EXERCISE AIM: Look through the material below and count the lines that hold "Scale". Give that number by itself.

DATASET EXCERPTS:
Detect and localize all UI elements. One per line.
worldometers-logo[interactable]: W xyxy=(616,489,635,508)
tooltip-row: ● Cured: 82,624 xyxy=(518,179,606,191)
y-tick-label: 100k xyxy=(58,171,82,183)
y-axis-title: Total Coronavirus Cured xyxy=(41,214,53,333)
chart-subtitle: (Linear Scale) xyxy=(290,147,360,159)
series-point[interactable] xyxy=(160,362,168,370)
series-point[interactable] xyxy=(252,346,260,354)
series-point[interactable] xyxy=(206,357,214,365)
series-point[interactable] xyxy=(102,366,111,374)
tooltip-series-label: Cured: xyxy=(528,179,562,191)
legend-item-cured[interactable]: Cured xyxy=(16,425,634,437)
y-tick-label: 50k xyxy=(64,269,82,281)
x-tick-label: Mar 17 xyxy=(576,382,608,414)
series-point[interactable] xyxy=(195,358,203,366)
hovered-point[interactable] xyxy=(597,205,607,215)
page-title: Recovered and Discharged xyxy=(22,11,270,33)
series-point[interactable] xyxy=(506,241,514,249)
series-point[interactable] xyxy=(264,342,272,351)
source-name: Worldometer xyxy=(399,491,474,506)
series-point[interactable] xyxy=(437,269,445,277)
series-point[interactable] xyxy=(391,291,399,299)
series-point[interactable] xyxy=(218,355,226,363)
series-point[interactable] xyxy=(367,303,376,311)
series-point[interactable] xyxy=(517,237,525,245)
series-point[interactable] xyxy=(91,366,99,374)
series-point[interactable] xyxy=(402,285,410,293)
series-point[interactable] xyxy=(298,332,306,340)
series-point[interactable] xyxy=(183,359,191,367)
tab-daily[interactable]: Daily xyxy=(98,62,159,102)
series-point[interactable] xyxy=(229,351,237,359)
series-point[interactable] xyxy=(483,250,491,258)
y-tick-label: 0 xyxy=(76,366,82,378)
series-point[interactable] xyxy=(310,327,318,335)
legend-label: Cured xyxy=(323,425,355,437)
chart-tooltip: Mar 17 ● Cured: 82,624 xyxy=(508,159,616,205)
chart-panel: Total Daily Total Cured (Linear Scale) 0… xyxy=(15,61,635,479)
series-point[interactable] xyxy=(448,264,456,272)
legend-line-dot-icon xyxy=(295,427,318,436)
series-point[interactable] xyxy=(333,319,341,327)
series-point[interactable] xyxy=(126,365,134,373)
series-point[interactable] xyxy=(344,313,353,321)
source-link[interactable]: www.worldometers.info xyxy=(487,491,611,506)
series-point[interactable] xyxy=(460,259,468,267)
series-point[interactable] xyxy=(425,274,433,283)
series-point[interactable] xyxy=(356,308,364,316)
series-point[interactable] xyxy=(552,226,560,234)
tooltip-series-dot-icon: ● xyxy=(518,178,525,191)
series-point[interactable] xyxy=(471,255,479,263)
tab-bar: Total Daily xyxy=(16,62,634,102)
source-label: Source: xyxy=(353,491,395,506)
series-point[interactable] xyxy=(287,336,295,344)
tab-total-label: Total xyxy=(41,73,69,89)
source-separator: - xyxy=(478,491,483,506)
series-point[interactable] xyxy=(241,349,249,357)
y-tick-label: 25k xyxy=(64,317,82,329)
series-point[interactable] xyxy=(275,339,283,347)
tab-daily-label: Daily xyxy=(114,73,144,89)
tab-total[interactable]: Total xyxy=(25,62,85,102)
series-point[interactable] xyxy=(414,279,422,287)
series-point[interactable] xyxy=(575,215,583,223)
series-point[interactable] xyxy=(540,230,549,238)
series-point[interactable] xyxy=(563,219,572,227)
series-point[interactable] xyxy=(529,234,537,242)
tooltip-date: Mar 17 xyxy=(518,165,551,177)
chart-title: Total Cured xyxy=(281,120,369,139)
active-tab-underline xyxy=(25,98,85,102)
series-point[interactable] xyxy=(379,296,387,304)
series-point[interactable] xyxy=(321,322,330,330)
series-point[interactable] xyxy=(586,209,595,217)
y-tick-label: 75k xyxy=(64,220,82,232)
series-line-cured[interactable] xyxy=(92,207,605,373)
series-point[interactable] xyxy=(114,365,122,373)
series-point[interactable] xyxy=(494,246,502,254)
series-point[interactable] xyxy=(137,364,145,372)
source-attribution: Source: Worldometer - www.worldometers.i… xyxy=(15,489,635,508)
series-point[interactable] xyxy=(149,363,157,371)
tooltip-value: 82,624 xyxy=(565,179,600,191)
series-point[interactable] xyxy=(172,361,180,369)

SOLVED EXERCISE: 2